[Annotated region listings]

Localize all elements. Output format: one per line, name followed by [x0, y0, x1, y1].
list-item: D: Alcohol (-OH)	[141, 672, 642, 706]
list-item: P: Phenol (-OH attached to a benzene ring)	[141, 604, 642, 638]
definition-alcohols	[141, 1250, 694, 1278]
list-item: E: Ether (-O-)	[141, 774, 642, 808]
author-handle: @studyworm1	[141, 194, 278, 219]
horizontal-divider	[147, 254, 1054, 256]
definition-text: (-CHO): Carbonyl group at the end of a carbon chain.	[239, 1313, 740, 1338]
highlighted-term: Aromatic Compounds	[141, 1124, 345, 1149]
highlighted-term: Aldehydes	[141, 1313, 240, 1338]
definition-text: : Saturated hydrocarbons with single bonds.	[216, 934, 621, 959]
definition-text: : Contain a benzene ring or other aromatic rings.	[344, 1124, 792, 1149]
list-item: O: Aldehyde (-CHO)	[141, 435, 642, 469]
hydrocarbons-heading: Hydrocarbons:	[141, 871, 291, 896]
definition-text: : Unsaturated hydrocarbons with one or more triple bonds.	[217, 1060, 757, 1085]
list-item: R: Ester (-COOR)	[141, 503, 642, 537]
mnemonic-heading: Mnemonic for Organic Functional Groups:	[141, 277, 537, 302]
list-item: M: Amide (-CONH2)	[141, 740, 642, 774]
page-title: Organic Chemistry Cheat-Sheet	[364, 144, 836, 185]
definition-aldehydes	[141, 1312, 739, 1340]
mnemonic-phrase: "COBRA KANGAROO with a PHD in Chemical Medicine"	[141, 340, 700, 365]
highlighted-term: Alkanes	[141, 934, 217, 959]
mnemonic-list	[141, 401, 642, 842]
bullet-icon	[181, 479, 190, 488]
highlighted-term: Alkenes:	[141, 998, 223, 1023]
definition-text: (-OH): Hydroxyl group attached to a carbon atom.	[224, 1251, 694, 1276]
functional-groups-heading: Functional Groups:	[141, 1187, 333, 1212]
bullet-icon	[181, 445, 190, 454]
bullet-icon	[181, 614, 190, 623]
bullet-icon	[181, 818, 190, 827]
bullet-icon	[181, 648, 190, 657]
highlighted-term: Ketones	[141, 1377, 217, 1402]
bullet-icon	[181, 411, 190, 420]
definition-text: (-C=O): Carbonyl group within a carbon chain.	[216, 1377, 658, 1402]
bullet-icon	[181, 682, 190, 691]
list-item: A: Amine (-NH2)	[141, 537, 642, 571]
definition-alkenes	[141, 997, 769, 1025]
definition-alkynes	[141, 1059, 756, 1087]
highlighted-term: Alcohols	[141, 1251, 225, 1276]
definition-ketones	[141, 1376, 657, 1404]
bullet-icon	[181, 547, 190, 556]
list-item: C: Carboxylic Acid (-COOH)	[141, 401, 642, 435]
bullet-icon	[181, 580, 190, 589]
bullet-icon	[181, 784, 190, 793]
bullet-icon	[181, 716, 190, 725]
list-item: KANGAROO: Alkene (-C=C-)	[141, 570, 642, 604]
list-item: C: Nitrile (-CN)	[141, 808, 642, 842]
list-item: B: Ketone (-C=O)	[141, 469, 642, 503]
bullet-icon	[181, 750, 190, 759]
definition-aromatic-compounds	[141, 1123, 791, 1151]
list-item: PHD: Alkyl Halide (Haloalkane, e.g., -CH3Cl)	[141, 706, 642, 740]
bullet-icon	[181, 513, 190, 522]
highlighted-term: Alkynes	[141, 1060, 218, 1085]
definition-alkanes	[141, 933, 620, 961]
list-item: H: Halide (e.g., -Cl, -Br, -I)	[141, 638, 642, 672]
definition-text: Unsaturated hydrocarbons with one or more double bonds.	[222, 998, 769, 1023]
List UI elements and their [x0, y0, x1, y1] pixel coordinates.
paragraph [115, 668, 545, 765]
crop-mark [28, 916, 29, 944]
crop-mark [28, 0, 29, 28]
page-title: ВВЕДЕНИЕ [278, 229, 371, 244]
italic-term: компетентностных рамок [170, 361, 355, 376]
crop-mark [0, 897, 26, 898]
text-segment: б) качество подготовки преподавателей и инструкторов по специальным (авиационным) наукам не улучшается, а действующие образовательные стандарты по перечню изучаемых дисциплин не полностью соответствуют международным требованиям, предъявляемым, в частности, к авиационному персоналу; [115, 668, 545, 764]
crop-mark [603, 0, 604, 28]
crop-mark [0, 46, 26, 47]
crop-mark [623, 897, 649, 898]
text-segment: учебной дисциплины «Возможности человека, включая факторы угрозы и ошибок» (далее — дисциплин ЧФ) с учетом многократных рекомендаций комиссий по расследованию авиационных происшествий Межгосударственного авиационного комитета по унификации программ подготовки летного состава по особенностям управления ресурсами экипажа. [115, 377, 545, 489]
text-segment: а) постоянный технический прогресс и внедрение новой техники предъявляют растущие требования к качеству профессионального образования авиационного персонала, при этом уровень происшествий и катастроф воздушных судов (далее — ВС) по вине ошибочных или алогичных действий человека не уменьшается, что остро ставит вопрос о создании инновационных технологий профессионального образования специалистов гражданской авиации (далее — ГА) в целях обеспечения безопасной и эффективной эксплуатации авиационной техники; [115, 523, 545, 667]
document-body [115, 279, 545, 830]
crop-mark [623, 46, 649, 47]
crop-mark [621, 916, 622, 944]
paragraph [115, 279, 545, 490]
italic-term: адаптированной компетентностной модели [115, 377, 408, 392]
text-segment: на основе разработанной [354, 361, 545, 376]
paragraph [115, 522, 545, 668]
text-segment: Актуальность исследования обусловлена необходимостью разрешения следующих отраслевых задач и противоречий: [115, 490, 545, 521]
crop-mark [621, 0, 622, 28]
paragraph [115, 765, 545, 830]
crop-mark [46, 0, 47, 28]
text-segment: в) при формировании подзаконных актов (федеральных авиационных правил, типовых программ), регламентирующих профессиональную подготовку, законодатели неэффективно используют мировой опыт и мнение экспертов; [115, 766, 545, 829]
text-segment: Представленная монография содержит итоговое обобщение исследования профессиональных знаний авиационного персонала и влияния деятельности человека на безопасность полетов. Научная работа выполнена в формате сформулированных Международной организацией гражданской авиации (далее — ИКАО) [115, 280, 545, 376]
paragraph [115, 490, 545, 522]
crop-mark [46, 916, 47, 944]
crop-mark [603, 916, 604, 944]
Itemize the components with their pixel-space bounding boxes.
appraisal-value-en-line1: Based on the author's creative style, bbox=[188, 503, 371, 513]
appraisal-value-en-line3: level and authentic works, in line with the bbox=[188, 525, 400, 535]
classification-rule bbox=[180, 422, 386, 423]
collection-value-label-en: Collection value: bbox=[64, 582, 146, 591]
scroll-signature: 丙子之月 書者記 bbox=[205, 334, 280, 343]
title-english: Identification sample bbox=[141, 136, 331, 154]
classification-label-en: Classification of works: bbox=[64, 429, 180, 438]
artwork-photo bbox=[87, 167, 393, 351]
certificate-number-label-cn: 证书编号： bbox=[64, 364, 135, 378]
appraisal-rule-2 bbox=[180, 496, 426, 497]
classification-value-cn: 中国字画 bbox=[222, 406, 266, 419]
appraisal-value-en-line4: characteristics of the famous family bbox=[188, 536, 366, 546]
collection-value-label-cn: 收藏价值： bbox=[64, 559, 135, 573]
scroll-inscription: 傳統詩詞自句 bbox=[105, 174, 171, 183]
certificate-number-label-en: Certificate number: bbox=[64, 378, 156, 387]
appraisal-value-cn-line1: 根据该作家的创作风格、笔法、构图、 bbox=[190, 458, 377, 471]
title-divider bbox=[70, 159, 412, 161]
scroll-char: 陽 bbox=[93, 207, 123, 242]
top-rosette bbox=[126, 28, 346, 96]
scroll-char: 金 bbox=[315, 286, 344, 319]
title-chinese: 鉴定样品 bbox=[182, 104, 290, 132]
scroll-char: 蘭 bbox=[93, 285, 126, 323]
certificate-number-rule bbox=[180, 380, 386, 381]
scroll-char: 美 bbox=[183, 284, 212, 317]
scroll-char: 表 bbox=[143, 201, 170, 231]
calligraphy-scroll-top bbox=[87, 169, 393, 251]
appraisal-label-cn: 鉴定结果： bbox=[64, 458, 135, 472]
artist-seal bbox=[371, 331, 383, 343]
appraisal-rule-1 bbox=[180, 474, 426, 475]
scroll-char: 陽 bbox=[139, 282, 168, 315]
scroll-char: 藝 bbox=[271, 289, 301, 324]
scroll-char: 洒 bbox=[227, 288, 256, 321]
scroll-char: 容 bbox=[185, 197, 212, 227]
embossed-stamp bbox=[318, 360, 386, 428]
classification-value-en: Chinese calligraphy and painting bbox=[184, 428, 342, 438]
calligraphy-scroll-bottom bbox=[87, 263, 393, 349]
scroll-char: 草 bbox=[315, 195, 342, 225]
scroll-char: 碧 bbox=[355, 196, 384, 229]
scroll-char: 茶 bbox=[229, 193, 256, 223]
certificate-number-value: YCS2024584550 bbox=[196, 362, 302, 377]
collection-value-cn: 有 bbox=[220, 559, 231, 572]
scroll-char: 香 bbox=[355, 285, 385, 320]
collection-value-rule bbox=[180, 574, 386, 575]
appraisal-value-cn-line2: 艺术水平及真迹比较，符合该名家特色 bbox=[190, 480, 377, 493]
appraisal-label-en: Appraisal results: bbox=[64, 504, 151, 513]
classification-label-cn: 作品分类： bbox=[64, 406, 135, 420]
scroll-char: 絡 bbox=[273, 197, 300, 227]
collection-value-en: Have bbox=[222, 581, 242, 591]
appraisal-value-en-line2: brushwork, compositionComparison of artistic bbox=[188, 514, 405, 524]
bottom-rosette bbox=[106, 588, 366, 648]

● Aim of the task
Write out the lines from the very first one through the line that contains "1124, 345, 1149]", including both ends.

● Reply
Localize all elements. Output format: one per line, name followed by [x0, y0, x1, y1].
list-item: D: Alcohol (-OH)	[141, 672, 642, 706]
list-item: P: Phenol (-OH attached to a benzene ring)	[141, 604, 642, 638]
definition-alcohols	[141, 1250, 694, 1278]
list-item: E: Ether (-O-)	[141, 774, 642, 808]
author-handle: @studyworm1	[141, 194, 278, 219]
horizontal-divider	[147, 254, 1054, 256]
definition-text: (-CHO): Carbonyl group at the end of a carbon chain.	[239, 1313, 740, 1338]
highlighted-term: Aromatic Compounds	[141, 1124, 345, 1149]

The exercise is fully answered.